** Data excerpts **
____
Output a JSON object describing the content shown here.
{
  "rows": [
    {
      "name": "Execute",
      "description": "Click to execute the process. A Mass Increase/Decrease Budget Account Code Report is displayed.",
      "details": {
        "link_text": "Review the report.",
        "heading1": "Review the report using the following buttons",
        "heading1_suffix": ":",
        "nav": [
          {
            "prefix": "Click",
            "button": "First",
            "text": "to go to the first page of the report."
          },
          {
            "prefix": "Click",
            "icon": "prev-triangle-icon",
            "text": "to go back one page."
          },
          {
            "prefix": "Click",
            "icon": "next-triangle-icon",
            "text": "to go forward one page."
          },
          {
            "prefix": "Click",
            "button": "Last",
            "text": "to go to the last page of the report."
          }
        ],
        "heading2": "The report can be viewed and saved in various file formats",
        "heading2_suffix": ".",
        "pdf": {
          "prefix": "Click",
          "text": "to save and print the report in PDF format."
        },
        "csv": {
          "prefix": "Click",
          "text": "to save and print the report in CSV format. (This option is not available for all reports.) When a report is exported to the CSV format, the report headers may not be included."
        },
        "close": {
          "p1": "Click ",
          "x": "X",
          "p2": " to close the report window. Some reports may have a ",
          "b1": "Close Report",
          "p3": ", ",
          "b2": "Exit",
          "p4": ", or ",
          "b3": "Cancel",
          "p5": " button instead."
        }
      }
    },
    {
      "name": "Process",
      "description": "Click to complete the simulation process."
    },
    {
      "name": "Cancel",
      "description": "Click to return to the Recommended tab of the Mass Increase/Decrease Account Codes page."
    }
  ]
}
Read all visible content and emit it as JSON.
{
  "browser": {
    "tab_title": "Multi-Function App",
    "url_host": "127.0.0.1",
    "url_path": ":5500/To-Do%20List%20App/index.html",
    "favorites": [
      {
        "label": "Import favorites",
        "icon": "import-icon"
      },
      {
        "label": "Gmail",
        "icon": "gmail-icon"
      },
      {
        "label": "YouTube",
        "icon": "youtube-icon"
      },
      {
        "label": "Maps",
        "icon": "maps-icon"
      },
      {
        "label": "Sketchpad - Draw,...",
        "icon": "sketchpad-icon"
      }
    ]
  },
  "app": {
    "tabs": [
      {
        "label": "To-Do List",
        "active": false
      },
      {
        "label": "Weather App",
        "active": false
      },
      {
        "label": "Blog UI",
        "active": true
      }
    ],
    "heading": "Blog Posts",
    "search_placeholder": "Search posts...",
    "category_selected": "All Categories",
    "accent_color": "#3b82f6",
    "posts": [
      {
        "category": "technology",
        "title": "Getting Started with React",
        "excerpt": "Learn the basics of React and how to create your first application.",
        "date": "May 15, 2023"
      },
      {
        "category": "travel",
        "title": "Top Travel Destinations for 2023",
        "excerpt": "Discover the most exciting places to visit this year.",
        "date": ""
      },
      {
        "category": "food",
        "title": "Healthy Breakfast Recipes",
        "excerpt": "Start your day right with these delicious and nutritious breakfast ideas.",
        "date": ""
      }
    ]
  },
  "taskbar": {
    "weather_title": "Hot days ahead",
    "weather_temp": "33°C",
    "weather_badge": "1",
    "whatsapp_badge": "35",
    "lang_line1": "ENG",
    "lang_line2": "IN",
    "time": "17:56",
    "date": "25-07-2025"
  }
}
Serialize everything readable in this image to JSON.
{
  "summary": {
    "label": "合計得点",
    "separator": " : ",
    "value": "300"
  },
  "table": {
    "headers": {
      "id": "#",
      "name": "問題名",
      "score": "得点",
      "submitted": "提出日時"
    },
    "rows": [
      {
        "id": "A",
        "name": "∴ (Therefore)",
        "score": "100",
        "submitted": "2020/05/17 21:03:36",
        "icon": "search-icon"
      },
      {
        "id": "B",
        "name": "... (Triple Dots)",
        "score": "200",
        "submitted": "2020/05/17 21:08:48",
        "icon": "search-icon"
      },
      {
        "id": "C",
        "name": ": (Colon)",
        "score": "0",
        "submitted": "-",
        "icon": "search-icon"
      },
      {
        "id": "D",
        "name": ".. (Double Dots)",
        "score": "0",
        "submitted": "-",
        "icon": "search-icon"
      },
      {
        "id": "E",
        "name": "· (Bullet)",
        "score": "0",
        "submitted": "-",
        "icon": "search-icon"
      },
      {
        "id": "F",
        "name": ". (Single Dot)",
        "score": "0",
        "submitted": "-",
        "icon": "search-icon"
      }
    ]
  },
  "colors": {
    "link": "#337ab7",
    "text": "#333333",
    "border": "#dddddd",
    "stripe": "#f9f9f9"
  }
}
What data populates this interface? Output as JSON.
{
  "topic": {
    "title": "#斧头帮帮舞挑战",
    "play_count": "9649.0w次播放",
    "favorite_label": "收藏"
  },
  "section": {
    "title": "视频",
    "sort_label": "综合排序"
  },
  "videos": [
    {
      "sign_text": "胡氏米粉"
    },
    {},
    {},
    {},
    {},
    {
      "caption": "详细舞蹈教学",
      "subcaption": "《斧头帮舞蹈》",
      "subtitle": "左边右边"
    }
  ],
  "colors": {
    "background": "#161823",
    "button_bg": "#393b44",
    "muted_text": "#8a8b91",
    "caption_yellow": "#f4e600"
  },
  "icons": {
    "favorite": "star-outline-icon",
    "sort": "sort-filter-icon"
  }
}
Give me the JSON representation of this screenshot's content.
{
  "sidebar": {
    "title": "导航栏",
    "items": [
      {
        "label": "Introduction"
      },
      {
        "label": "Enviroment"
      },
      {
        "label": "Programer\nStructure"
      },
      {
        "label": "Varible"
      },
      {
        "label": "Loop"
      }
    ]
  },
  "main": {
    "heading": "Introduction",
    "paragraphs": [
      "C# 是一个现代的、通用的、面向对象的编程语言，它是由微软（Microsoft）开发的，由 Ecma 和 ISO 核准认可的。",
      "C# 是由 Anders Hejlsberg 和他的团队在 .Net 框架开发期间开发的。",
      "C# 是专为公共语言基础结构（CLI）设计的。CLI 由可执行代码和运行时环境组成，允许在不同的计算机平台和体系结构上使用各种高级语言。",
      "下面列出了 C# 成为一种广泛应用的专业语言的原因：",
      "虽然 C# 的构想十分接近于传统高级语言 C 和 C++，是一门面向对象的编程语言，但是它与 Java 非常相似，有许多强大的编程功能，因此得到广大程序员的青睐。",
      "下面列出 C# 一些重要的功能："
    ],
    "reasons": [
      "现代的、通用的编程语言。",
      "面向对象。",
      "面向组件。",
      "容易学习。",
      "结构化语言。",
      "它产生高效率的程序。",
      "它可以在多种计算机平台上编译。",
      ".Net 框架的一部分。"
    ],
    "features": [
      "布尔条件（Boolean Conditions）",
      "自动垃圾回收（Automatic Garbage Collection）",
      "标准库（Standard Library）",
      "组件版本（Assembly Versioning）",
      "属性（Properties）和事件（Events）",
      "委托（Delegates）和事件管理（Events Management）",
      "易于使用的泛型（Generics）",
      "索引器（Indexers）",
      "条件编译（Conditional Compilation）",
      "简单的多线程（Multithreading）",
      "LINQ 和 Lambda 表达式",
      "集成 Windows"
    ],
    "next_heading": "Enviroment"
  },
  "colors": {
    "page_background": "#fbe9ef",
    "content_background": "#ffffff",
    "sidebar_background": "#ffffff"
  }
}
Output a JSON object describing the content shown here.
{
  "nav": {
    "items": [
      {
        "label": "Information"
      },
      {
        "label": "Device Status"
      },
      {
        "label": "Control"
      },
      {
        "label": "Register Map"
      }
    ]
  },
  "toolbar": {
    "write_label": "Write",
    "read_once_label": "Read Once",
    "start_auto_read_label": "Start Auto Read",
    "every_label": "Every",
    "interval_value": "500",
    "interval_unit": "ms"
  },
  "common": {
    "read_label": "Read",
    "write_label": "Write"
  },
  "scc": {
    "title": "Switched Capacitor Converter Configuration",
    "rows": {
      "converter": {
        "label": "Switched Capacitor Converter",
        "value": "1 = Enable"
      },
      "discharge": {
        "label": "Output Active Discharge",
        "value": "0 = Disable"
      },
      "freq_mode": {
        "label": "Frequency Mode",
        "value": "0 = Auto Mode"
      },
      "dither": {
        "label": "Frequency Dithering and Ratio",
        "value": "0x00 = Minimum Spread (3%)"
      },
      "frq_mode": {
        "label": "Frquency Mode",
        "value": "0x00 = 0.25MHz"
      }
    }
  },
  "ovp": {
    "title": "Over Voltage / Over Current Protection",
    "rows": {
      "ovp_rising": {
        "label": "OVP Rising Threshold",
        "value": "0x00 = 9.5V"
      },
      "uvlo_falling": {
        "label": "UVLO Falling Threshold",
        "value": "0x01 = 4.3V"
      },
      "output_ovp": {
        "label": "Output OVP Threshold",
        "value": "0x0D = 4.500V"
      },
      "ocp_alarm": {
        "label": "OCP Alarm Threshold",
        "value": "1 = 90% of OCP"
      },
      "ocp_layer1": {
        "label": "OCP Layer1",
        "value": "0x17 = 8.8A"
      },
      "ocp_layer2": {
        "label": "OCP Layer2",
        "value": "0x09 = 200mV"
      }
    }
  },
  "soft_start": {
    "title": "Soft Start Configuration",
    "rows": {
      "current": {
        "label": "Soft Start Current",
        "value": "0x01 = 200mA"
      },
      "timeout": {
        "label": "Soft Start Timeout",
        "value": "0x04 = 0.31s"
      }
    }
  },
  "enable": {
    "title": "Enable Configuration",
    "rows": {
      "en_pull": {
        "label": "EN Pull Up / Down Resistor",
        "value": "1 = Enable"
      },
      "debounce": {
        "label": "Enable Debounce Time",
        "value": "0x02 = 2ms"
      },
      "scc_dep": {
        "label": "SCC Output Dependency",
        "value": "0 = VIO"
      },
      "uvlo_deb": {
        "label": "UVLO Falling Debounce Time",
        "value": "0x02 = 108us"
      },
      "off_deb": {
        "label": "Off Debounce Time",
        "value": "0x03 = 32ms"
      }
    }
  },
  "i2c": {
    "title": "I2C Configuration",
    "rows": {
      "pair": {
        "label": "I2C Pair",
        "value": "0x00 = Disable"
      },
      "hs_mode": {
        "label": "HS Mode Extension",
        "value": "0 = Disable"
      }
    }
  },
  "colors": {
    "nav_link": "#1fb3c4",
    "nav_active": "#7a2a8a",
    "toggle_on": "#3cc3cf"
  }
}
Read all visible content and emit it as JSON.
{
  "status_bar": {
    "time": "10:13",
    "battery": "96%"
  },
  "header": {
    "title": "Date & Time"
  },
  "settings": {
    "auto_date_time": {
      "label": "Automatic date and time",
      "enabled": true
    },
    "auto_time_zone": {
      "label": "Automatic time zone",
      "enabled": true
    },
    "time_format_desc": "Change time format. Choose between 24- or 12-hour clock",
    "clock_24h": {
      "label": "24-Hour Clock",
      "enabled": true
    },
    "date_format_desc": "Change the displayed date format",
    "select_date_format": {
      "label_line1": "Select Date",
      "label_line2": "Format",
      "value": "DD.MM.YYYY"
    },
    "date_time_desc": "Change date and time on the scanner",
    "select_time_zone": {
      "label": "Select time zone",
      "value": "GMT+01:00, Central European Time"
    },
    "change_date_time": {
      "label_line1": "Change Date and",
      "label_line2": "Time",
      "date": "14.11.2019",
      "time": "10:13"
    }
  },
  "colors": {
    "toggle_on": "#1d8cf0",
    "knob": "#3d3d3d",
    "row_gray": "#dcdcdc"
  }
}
____
Copy all lines above containing the string "with".

** EXPECTED OUTPUT **
        "title": "Getting Started with React",
        "excerpt": "Start your day right with these delicious and nutritious breakfast ideas.",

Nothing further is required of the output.